**PROBLEM DESCRIPTION**
Quote the entries that follow exactly, leaving none out.

**Structured figure records**
- - -

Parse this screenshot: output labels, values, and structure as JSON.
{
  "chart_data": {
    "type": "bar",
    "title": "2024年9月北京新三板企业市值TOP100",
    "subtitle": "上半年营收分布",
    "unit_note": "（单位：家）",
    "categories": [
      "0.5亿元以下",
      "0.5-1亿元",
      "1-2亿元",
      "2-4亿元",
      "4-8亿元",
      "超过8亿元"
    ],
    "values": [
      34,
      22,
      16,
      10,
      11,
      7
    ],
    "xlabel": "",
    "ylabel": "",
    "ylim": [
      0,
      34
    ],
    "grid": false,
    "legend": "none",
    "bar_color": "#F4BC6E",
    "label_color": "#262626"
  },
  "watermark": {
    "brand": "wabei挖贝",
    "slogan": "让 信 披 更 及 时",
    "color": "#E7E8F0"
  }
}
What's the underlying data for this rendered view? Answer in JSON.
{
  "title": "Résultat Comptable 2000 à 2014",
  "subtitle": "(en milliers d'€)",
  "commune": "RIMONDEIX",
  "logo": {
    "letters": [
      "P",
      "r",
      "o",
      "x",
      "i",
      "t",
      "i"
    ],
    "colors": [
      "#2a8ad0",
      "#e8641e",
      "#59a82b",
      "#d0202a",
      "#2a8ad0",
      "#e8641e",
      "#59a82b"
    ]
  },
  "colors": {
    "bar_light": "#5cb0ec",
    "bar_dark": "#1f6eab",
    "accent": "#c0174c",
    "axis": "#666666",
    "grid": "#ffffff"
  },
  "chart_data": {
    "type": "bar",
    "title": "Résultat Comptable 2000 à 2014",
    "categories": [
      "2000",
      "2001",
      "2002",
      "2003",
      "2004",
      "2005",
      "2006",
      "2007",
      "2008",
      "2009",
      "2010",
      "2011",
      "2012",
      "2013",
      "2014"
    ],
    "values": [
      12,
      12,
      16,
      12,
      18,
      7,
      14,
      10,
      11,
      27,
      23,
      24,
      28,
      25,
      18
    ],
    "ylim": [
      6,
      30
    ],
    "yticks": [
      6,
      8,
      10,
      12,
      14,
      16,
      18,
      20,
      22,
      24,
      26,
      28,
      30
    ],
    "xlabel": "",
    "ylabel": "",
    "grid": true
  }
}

- - -

**RESPONSE**
Parse this screenshot: output labels, values, and structure as JSON.
{
  "chart_data": {
    "type": "bar",
    "title": "2024年9月北京新三板企业市值TOP100",
    "subtitle": "上半年营收分布",
    "unit_note": "（单位：家）",
    "categories": [
      "0.5亿元以下",
      "0.5-1亿元",
      "1-2亿元",
      "2-4亿元",
      "4-8亿元",
      "超过8亿元"
    ],
    "values": [
      34,
      22,
      16,
      10,
      11,
      7
    ],
    "xlabel": "",
    "ylabel": "",
    "ylim": [
      0,
      34
    ],
    "grid": false,
    "legend": "none",
    "bar_color": "#F4BC6E",
    "label_color": "#262626"
  },
  "watermark": {
    "brand": "wabei挖贝",
    "slogan": "让 信 披 更 及 时",
    "color": "#E7E8F0"
  }
}
What's the underlying data for this rendered view? Answer in JSON.
{
  "title": "Résultat Comptable 2000 à 2014",
  "subtitle": "(en milliers d'€)",
  "commune": "RIMONDEIX",
  "logo": {
    "letters": [
      "P",
      "r",
      "o",
      "x",
      "i",
      "t",
      "i"
    ],
    "colors": [
      "#2a8ad0",
      "#e8641e",
      "#59a82b",
      "#d0202a",
      "#2a8ad0",
      "#e8641e",
      "#59a82b"
    ]
  },
  "colors": {
    "bar_light": "#5cb0ec",
    "bar_dark": "#1f6eab",
    "accent": "#c0174c",
    "axis": "#666666",
    "grid": "#ffffff"
  },
  "chart_data": {
    "type": "bar",
    "title": "Résultat Comptable 2000 à 2014",
    "categories": [
      "2000",
      "2001",
      "2002",
      "2003",
      "2004",
      "2005",
      "2006",
      "2007",
      "2008",
      "2009",
      "2010",
      "2011",
      "2012",
      "2013",
      "2014"
    ],
    "values": [
      12,
      12,
      16,
      12,
      18,
      7,
      14,
      10,
      11,
      27,
      23,
      24,
      28,
      25,
      18
    ],
    "ylim": [
      6,
      30
    ],
    "yticks": [
      6,
      8,
      10,
      12,
      14,
      16,
      18,
      20,
      22,
      24,
      26,
      28,
      30
    ],
    "xlabel": "",
    "ylabel": "",
    "grid": true
  }
}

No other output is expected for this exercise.